Why did it take so long?

An International Art Fair in Hong Kong.

Top quality art from around the world was recently brought to the Hong Kong Convention and Exhibition Centre for ART HK08. It was the first such fair the territory has seen in over a decade and was the biggest, most dazzling, and most money-laden one ever. Just over 100 galleries from 17 countries (7 of them in Asia) plus China, Hong Kong and Taiwan showed the work of approximately 850 contemporary and modern artists, many of whom had not been seen here before. Hong Kong has long pursued all that glitters so why did it take so long to sponsor such an important event in today’s red hot market for contemporary art? Magnus Renfrew, director of the fair and a man with considerable experience with contemporary Asian art, both in galleries and at auction (Contrasts Gallery, Shanghai and Bonham’s auctions in London) explains that the context for contemporary art in Asia is now completely different than it was about 10 years ago, when Hong Kong first hosted a much smaller fair. That event had no international blue chip participation, and its longevity was cut short by the Asian economic crisis of the late 90s. Things are different now. Contemporary Asian art, especially from China, is receiving worldwide attention, both for its quality and its sometimes spectacular prices; and Asian economies are doing well, not just regionally, but in global terms. Collecting escalates as the economy grows and according to a representative from Christie’s auctions, 27% of the world’s wealth is now held in Asia-Pacific, where the economy is growing at a rate of 8.6% per year. “People are looking for different ways of spending money”, Renfrew explains. “Mainland collectors began by buying mostly contemporary art but as comfort levels and knowledge levels increase, buyers are getting more adventurous.” Some, he said, are beginning to buy blue chip international work – by artists such as Picasso and Warhol. An art fair that includes such international representation is a first for Hong Kong, he noted happily, and “we expect not just sales of Chinese and Asian art to Western buyers but blue chip Western art to Asian buyers.” The fair is also unique among international art fairs, he said, because of the large number of local galleries participating. Hong Kong is the city most represented in the fair, and its galleries account for ten percent of total number of exhibitors.

==*==

• [Aim 1] In the art fair article, what share of the fair's exhibitors are galleries from Hong Kong?
• [Aim 2] Carry on the art fair article from its final sentence, keeping its subject and tone.
The records that follow come from a separate source and are unrelated to the art fair article.

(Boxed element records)
==*==

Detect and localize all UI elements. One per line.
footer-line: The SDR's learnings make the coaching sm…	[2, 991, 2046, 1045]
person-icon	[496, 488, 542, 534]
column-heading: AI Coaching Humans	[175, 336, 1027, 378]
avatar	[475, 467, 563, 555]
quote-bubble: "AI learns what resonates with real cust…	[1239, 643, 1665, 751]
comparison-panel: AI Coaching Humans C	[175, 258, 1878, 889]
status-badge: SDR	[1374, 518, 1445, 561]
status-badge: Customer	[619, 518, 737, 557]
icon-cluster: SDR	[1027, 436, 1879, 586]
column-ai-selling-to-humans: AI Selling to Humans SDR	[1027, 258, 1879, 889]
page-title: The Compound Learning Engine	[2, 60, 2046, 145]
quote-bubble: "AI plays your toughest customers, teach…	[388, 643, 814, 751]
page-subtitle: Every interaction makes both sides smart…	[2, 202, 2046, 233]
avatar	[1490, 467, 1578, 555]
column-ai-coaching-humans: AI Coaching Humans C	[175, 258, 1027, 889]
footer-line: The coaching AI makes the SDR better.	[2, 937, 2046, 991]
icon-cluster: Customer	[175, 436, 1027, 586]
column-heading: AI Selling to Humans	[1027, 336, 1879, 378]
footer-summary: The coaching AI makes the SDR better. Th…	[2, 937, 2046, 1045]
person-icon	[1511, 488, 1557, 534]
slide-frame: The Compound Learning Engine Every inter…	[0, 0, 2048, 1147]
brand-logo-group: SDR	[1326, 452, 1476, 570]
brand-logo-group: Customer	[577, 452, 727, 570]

==*==

• [Written response 1] Ten percent.

• [Written response 2]
ART HK 08 is the result of more than a year of planning, an intensive global marketing campaign, and a rigorous selection process in which many galleries were turned away. Charles Merewether, head of the event’s advisory group, called the fair “the beginning of a beautiful relationship” between the Hong Kong government, commercial, and non-commercial interests. “Every city has a right to an international art fair, he said, so it was time Hong Kong caught up. It just did not happen any earlier. The main sponsor is Lehman Brothers, the investment bank whose name is associated with the Lehman collection at the Metropolitan Museum of Art in New York, and the Neuberger Museum at the State University of New York and who has a long history of arts philanthropy and its own corporate collection. “The fair will bring enormous vitality to the arts in Hong Kong and the region,” said Lehman’s Managing Director Francine Kitteridge. “We feel we’ve gotten very good value for our investment.” For Jesse Bhattal, CEO of Lehman Brothers Asia Pacific, the sponsorship perfectly suits the firm since Asia already accounts for over 50% of its current income and he expects most of its future growth to come from the region.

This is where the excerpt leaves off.